Teks:

<<<<

PT. Kallista Alam yang membakar hutan gambut Rawa Tripa untuk dijadikan perkebunan sawit, tetap diwajibkan membayar denda sebesar Rp366 miliar. Kepastian ini didapat setelah Pengadilan Tinggi Banda Aceh, Provinsi Aceh, membatalkan putusan Majelis Hakim Pengadilan Negeri Meulaboh.
Majelis Hakim Pengadilan Tinggi Banda yang diketuai Djumali serta Petriyanti dan Wahyono sebagai hakim anggota, dalam putusan Nomor Perkara 80/PDT-LH/2018/PT.BNA, membatalkan putusan Pengadilan Negeri Meulaboh Nomor: 16/Pdt.G/2017/Pn.Mbo, tertanggal 12 April 2018.
Staf Sekretariat dan Kepaniteraan Pengadilan Tinggi Banda Aceh, pada 17 Oktober 2018 menyatakan, putusan tersebut dibacakan pada 4 Oktober 2018.
Dalam putusan itu, Majelis Hakim menerima permohonan banding dari pembanding yang sebelumnya sebagai tergugat (KLHK). “Membatalkan putusan Pengadilan Negeri Meulaboh Nomor: 16/Pdt.G/2017/Pn.Mbo, 12 April 2018,” sebut Majelis Hakim.

>>>>

Data yang Diberikan:
<<<<

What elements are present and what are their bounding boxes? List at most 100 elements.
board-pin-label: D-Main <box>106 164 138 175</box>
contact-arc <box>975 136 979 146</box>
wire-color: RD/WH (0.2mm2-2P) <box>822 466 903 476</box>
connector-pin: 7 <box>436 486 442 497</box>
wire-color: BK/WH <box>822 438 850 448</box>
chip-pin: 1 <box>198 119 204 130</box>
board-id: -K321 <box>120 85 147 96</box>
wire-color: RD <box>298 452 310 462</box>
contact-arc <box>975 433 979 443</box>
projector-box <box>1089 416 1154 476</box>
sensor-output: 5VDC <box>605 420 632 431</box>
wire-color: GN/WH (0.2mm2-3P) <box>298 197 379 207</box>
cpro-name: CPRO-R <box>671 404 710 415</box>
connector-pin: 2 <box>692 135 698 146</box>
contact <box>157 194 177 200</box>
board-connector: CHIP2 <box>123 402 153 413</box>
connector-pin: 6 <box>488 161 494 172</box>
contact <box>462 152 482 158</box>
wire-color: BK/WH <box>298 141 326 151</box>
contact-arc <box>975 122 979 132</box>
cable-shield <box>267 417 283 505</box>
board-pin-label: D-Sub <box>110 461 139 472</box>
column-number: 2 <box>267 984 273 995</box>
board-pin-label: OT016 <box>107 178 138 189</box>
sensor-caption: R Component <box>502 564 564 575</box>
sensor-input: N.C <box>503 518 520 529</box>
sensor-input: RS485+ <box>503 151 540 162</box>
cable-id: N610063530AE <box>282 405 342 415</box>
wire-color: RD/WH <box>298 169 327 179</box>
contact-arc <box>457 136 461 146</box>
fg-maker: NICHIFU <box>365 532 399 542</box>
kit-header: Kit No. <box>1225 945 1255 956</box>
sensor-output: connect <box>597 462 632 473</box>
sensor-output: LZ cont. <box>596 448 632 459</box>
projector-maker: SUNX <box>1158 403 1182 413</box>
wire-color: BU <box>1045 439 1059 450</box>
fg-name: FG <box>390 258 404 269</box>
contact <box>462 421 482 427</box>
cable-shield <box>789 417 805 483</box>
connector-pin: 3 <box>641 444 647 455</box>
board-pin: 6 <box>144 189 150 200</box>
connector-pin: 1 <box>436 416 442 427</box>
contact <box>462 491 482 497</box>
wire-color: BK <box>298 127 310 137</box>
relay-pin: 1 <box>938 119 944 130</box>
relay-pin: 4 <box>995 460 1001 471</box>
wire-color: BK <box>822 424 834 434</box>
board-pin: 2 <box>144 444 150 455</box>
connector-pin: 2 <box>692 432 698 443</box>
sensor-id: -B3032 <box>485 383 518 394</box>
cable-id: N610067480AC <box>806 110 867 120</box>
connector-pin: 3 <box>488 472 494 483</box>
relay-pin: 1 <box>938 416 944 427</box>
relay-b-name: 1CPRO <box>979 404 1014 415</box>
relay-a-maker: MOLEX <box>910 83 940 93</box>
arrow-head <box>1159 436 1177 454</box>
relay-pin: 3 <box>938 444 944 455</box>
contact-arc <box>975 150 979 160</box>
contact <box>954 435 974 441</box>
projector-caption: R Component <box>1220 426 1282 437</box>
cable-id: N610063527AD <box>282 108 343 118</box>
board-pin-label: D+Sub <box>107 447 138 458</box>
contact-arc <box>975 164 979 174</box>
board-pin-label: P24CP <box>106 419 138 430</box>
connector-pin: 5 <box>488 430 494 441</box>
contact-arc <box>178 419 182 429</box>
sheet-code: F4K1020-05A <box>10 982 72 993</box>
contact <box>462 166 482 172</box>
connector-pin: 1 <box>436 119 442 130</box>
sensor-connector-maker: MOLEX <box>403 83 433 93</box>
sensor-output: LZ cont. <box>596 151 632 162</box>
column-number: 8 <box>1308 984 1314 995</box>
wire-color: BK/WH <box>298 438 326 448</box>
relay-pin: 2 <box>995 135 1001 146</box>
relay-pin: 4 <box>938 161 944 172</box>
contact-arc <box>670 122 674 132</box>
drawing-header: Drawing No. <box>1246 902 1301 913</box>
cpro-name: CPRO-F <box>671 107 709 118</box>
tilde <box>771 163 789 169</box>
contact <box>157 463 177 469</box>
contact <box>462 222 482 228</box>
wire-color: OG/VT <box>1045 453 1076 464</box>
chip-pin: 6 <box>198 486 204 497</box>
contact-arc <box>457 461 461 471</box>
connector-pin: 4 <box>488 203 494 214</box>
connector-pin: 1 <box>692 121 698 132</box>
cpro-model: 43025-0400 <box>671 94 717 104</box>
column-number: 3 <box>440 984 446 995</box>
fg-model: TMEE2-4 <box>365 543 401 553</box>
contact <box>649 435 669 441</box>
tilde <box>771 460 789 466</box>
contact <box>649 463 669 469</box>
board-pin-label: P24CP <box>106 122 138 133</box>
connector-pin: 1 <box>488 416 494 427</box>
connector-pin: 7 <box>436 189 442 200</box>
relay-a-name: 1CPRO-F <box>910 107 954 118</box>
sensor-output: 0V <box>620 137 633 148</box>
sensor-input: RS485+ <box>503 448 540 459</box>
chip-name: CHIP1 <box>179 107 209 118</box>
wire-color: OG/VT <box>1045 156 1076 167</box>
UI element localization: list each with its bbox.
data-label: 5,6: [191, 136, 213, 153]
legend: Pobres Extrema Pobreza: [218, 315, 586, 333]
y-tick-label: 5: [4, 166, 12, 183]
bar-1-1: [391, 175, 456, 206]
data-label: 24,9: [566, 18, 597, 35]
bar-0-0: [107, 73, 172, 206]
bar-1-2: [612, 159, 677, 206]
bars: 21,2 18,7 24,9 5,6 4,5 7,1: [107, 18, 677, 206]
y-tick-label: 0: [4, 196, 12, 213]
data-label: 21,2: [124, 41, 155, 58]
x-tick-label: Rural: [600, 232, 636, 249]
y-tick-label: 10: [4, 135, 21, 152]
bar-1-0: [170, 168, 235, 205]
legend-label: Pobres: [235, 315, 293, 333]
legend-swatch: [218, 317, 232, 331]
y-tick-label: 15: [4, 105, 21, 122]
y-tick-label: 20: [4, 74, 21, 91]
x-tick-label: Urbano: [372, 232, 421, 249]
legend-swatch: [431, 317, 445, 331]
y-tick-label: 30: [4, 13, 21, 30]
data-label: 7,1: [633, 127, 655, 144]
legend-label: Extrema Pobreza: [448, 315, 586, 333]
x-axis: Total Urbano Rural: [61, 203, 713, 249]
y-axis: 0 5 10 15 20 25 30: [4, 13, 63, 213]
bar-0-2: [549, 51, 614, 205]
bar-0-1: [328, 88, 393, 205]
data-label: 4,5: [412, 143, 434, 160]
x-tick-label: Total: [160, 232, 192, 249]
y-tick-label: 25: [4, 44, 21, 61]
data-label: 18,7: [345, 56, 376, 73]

>>>>

Daftar Tugas:
A. Salin tanpa perubahan bagian teks tentang putusan banding PT. Kallista Alam, dimulai pada kata-kata yang memuat "Majelis Hakim Pengadilan Tinggi" dan berhenti setelah "sebut Majelis Hakim.".
B. Ringkaslah teks tentang putusan banding PT. Kallista Alam dalam dua kalimat.

Hasil Tiap Tugas:
A.
Majelis Hakim Pengadilan Tinggi Banda yang diketuai Djumali serta Petriyanti dan Wahyono sebagai hakim anggota, dalam putusan Nomor Perkara 80/PDT-LH/2018/PT.BNA, membatalkan putusan Pengadilan Negeri Meulaboh Nomor: 16/Pdt.G/2017/Pn.Mbo, tertanggal 12 April 2018.
Staf Sekretariat dan Kepaniteraan Pengadilan Tinggi Banda Aceh, pada 17 Oktober 2018 menyatakan, putusan tersebut dibacakan pada 4 Oktober 2018.
Dalam putusan itu, Majelis Hakim menerima permohonan banding dari pembanding yang sebelumnya sebagai tergugat (KLHK). “Membatalkan putusan Pengadilan Negeri Meulaboh Nomor: 16/Pdt.G/2017/Pn.Mbo, 12 April 2018,” sebut Majelis Hakim.

B. PT. Kallista Alam, yang membakar hutan gambut Rawa Tripa untuk dijadikan perkebunan sawit, tetap wajib membayar denda Rp366 miliar setelah Pengadilan Tinggi Banda Aceh membatalkan putusan Pengadilan Negeri Meulaboh. Majelis Hakim yang diketuai Djumali menerima permohonan banding dari KLHK dalam putusan yang dibacakan pada 4 Oktober 2018.